▸ **Problem statement**
Reproduce the listing word for word. Skip any image.

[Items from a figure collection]
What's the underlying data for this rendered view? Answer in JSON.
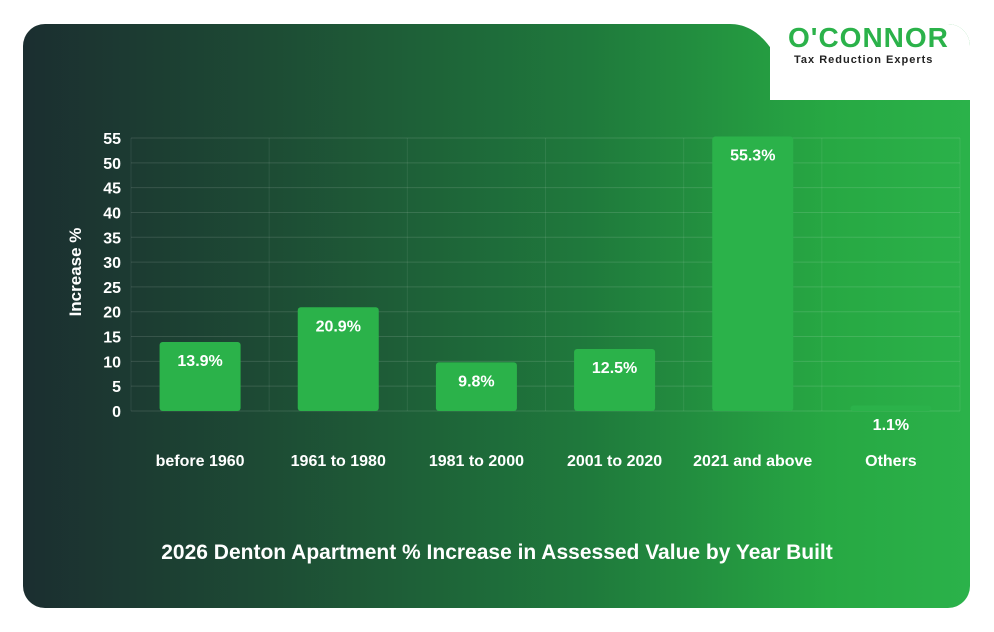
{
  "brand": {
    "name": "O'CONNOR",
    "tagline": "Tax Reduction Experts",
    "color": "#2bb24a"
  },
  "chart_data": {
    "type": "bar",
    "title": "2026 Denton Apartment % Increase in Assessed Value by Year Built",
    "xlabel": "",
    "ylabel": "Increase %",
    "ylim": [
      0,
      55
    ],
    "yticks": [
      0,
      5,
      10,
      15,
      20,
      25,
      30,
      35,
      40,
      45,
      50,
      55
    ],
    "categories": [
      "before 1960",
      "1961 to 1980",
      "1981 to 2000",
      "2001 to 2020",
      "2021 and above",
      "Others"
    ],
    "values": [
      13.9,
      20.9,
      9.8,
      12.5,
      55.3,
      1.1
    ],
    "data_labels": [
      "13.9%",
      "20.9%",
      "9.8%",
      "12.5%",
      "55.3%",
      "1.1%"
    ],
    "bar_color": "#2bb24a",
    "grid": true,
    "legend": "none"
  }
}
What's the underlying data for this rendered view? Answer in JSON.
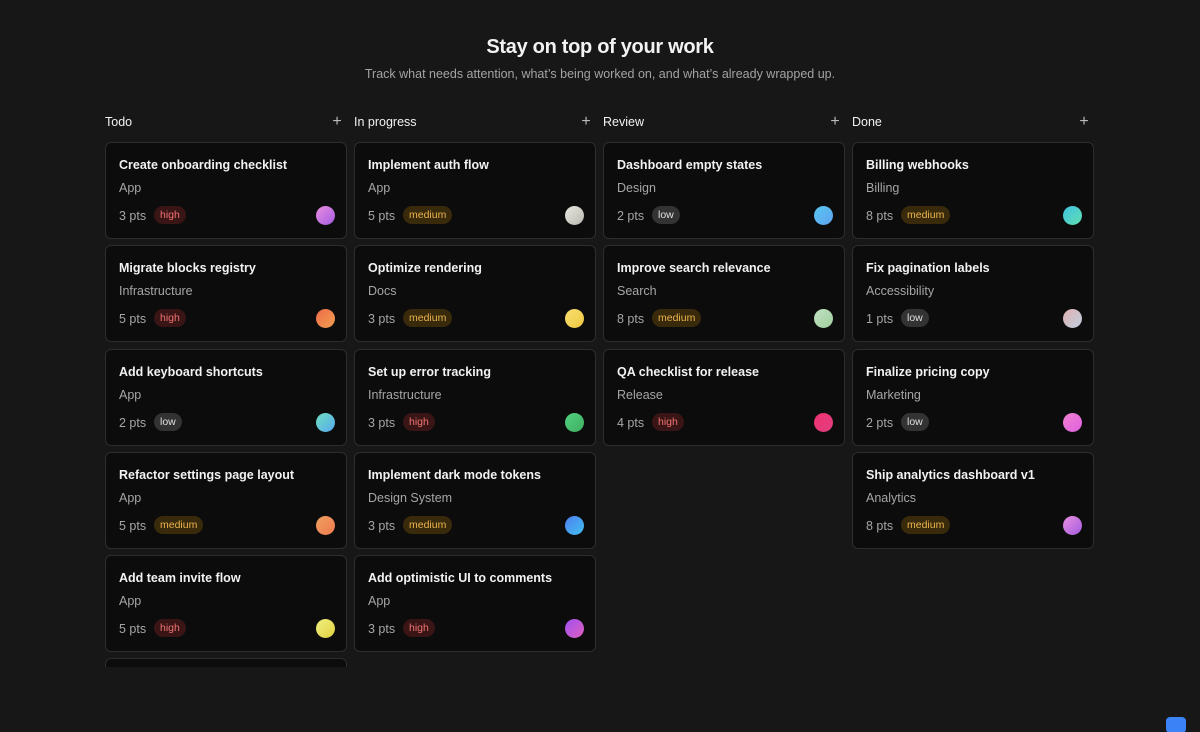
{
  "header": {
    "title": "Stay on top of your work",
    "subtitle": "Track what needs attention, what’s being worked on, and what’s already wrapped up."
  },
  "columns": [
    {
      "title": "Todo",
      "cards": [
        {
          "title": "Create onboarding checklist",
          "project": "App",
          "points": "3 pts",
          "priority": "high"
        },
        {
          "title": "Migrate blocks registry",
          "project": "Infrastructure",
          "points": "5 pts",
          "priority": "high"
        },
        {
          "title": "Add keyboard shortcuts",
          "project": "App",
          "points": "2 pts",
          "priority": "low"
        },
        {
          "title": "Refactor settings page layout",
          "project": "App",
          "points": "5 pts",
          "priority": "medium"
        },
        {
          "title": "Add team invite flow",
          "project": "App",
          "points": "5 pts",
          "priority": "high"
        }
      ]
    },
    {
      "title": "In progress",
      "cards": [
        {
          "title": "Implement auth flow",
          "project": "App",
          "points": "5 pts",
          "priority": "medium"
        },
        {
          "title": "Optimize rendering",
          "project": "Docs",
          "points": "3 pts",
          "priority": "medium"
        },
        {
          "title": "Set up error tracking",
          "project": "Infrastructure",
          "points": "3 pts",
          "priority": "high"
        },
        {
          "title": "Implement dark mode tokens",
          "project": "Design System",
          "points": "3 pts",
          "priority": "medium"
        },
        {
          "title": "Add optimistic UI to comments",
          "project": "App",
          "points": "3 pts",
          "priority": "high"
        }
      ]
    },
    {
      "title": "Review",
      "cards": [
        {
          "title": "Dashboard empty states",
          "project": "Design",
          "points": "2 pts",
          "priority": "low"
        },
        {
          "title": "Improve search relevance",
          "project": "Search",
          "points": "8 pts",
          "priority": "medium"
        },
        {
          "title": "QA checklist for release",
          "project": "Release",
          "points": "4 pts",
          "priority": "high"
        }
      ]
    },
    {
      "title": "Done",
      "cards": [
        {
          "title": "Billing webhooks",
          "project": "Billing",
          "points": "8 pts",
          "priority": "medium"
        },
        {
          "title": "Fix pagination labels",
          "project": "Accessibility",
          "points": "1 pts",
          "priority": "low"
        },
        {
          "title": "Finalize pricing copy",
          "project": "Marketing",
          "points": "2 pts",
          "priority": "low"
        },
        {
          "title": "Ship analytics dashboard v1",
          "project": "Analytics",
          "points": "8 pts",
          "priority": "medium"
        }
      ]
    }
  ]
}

▸ **Solution to the problem**
What's the underlying data for this rendered view? Answer in JSON.
{
  "brand": {
    "name": "O'CONNOR",
    "tagline": "Tax Reduction Experts",
    "color": "#2bb24a"
  },
  "chart_data": {
    "type": "bar",
    "title": "2026 Denton Apartment % Increase in Assessed Value by Year Built",
    "xlabel": "",
    "ylabel": "Increase %",
    "ylim": [
      0,
      55
    ],
    "yticks": [
      0,
      5,
      10,
      15,
      20,
      25,
      30,
      35,
      40,
      45,
      50,
      55
    ],
    "categories": [
      "before 1960",
      "1961 to 1980",
      "1981 to 2000",
      "2001 to 2020",
      "2021 and above",
      "Others"
    ],
    "values": [
      13.9,
      20.9,
      9.8,
      12.5,
      55.3,
      1.1
    ],
    "data_labels": [
      "13.9%",
      "20.9%",
      "9.8%",
      "12.5%",
      "55.3%",
      "1.1%"
    ],
    "bar_color": "#2bb24a",
    "grid": true,
    "legend": "none"
  }
}
What's the underlying data for this rendered view? Answer in JSON.
{
  "header": {
    "title": "Stay on top of your work",
    "subtitle": "Track what needs attention, what’s being worked on, and what’s already wrapped up."
  },
  "columns": [
    {
      "title": "Todo",
      "cards": [
        {
          "title": "Create onboarding checklist",
          "project": "App",
          "points": "3 pts",
          "priority": "high"
        },
        {
          "title": "Migrate blocks registry",
          "project": "Infrastructure",
          "points": "5 pts",
          "priority": "high"
        },
        {
          "title": "Add keyboard shortcuts",
          "project": "App",
          "points": "2 pts",
          "priority": "low"
        },
        {
          "title": "Refactor settings page layout",
          "project": "App",
          "points": "5 pts",
          "priority": "medium"
        },
        {
          "title": "Add team invite flow",
          "project": "App",
          "points": "5 pts",
          "priority": "high"
        }
      ]
    },
    {
      "title": "In progress",
      "cards": [
        {
          "title": "Implement auth flow",
          "project": "App",
          "points": "5 pts",
          "priority": "medium"
        },
        {
          "title": "Optimize rendering",
          "project": "Docs",
          "points": "3 pts",
          "priority": "medium"
        },
        {
          "title": "Set up error tracking",
          "project": "Infrastructure",
          "points": "3 pts",
          "priority": "high"
        },
        {
          "title": "Implement dark mode tokens",
          "project": "Design System",
          "points": "3 pts",
          "priority": "medium"
        },
        {
          "title": "Add optimistic UI to comments",
          "project": "App",
          "points": "3 pts",
          "priority": "high"
        }
      ]
    },
    {
      "title": "Review",
      "cards": [
        {
          "title": "Dashboard empty states",
          "project": "Design",
          "points": "2 pts",
          "priority": "low"
        },
        {
          "title": "Improve search relevance",
          "project": "Search",
          "points": "8 pts",
          "priority": "medium"
        },
        {
          "title": "QA checklist for release",
          "project": "Release",
          "points": "4 pts",
          "priority": "high"
        }
      ]
    },
    {
      "title": "Done",
      "cards": [
        {
          "title": "Billing webhooks",
          "project": "Billing",
          "points": "8 pts",
          "priority": "medium"
        },
        {
          "title": "Fix pagination labels",
          "project": "Accessibility",
          "points": "1 pts",
          "priority": "low"
        },
        {
          "title": "Finalize pricing copy",
          "project": "Marketing",
          "points": "2 pts",
          "priority": "low"
        },
        {
          "title": "Ship analytics dashboard v1",
          "project": "Analytics",
          "points": "8 pts",
          "priority": "medium"
        }
      ]
    }
  ]
}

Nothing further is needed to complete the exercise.